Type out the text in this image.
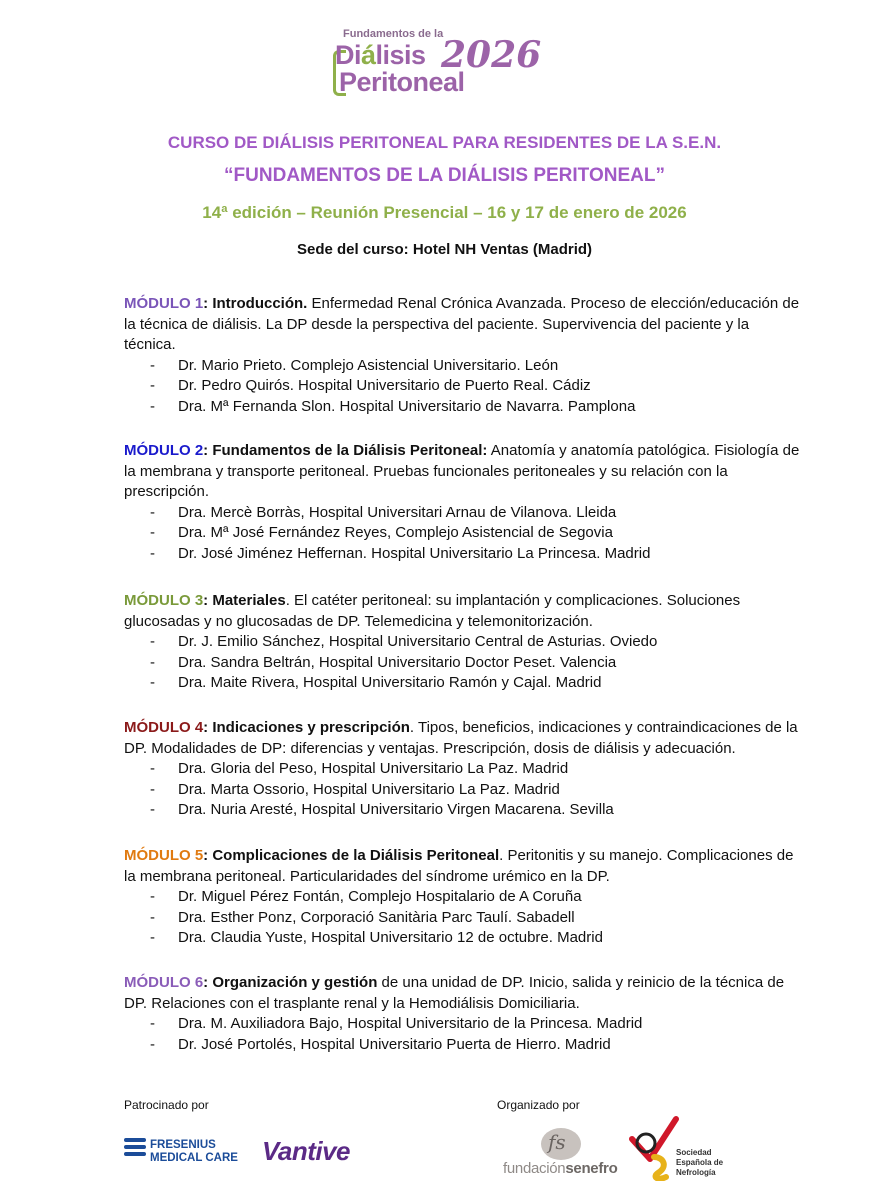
Fundamentos de la
Diálisis
Peritoneal
2026
CURSO DE DIÁLISIS PERITONEAL PARA RESIDENTES DE LA S.E.N.
“FUNDAMENTOS DE LA DIÁLISIS PERITONEAL”
14ª edición – Reunión Presencial – 16 y 17 de enero de 2026
Sede del curso: Hotel NH Ventas (Madrid)

MÓDULO 1: Introducción. Enfermedad Renal Crónica Avanzada. Proceso de elección/educación de la técnica de diálisis. La DP desde la perspectiva del paciente. Supervivencia del paciente y la técnica.

- Dr. Mario Prieto. Complejo Asistencial Universitario. León
- Dr. Pedro Quirós. Hospital Universitario de Puerto Real. Cádiz
- Dra. Mª Fernanda Slon. Hospital Universitario de Navarra. Pamplona

MÓDULO 2: Fundamentos de la Diálisis Peritoneal: Anatomía y anatomía patológica. Fisiología de la membrana y transporte peritoneal. Pruebas funcionales peritoneales y su relación con la prescripción.

- Dra. Mercè Borràs, Hospital Universitari Arnau de Vilanova. Lleida
- Dra. Mª José Fernández Reyes, Complejo Asistencial de Segovia
- Dr. José Jiménez Heffernan. Hospital Universitario La Princesa. Madrid

MÓDULO 3: Materiales. El catéter peritoneal: su implantación y complicaciones. Soluciones glucosadas y no glucosadas de DP. Telemedicina y telemonitorización.

- Dr. J. Emilio Sánchez, Hospital Universitario Central de Asturias. Oviedo
- Dra. Sandra Beltrán, Hospital Universitario Doctor Peset. Valencia
- Dra. Maite Rivera, Hospital Universitario Ramón y Cajal. Madrid

MÓDULO 4: Indicaciones y prescripción. Tipos, beneficios, indicaciones y contraindicaciones de la DP. Modalidades de DP: diferencias y ventajas. Prescripción, dosis de diálisis y adecuación.

- Dra. Gloria del Peso, Hospital Universitario La Paz. Madrid
- Dra. Marta Ossorio, Hospital Universitario La Paz. Madrid
- Dra. Nuria Aresté, Hospital Universitario Virgen Macarena. Sevilla

MÓDULO 5: Complicaciones de la Diálisis Peritoneal. Peritonitis y su manejo. Complicaciones de la membrana peritoneal. Particularidades del síndrome urémico en la DP.

- Dr. Miguel Pérez Fontán, Complejo Hospitalario de A Coruña
- Dra. Esther Ponz, Corporació Sanitària Parc Taulí. Sabadell
- Dra. Claudia Yuste, Hospital Universitario 12 de octubre. Madrid

MÓDULO 6: Organización y gestión de una unidad de DP. Inicio, salida y reinicio de la técnica de DP. Relaciones con el trasplante renal y la Hemodiálisis Domiciliaria.

- Dra. M. Auxiliadora Bajo, Hospital Universitario de la Princesa. Madrid
- Dr. José Portolés, Hospital Universitario Puerta de Hierro. Madrid
Patrocinado por	Organizado por
FRESENIUS
MEDICAL CARE Vantive	fs
fundaciónsenefro
Sociedad
Española de
Nefrología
....
Problem to work on:
The data should be printed again unchanged; leave its pictures out.

Response:
Type out the text in this image.
Fundamentos de la
Diálisis
Peritoneal
2026
CURSO DE DIÁLISIS PERITONEAL PARA RESIDENTES DE LA S.E.N.
“FUNDAMENTOS DE LA DIÁLISIS PERITONEAL”
14ª edición – Reunión Presencial – 16 y 17 de enero de 2026
Sede del curso: Hotel NH Ventas (Madrid)

MÓDULO 1: Introducción. Enfermedad Renal Crónica Avanzada. Proceso de elección/educación de la técnica de diálisis. La DP desde la perspectiva del paciente. Supervivencia del paciente y la técnica.

- Dr. Mario Prieto. Complejo Asistencial Universitario. León
- Dr. Pedro Quirós. Hospital Universitario de Puerto Real. Cádiz
- Dra. Mª Fernanda Slon. Hospital Universitario de Navarra. Pamplona

MÓDULO 2: Fundamentos de la Diálisis Peritoneal: Anatomía y anatomía patológica. Fisiología de la membrana y transporte peritoneal. Pruebas funcionales peritoneales y su relación con la prescripción.

- Dra. Mercè Borràs, Hospital Universitari Arnau de Vilanova. Lleida
- Dra. Mª José Fernández Reyes, Complejo Asistencial de Segovia
- Dr. José Jiménez Heffernan. Hospital Universitario La Princesa. Madrid

MÓDULO 3: Materiales. El catéter peritoneal: su implantación y complicaciones. Soluciones glucosadas y no glucosadas de DP. Telemedicina y telemonitorización.

- Dr. J. Emilio Sánchez, Hospital Universitario Central de Asturias. Oviedo
- Dra. Sandra Beltrán, Hospital Universitario Doctor Peset. Valencia
- Dra. Maite Rivera, Hospital Universitario Ramón y Cajal. Madrid

MÓDULO 4: Indicaciones y prescripción. Tipos, beneficios, indicaciones y contraindicaciones de la DP. Modalidades de DP: diferencias y ventajas. Prescripción, dosis de diálisis y adecuación.

- Dra. Gloria del Peso, Hospital Universitario La Paz. Madrid
- Dra. Marta Ossorio, Hospital Universitario La Paz. Madrid
- Dra. Nuria Aresté, Hospital Universitario Virgen Macarena. Sevilla

MÓDULO 5: Complicaciones de la Diálisis Peritoneal. Peritonitis y su manejo. Complicaciones de la membrana peritoneal. Particularidades del síndrome urémico en la DP.

- Dr. Miguel Pérez Fontán, Complejo Hospitalario de A Coruña
- Dra. Esther Ponz, Corporació Sanitària Parc Taulí. Sabadell
- Dra. Claudia Yuste, Hospital Universitario 12 de octubre. Madrid

MÓDULO 6: Organización y gestión de una unidad de DP. Inicio, salida y reinicio de la técnica de DP. Relaciones con el trasplante renal y la Hemodiálisis Domiciliaria.

- Dra. M. Auxiliadora Bajo, Hospital Universitario de la Princesa. Madrid
- Dr. José Portolés, Hospital Universitario Puerta de Hierro. Madrid
Patrocinado por	Organizado por
FRESENIUS
MEDICAL CARE Vantive	fs
fundaciónsenefro
Sociedad
Española de
Nefrología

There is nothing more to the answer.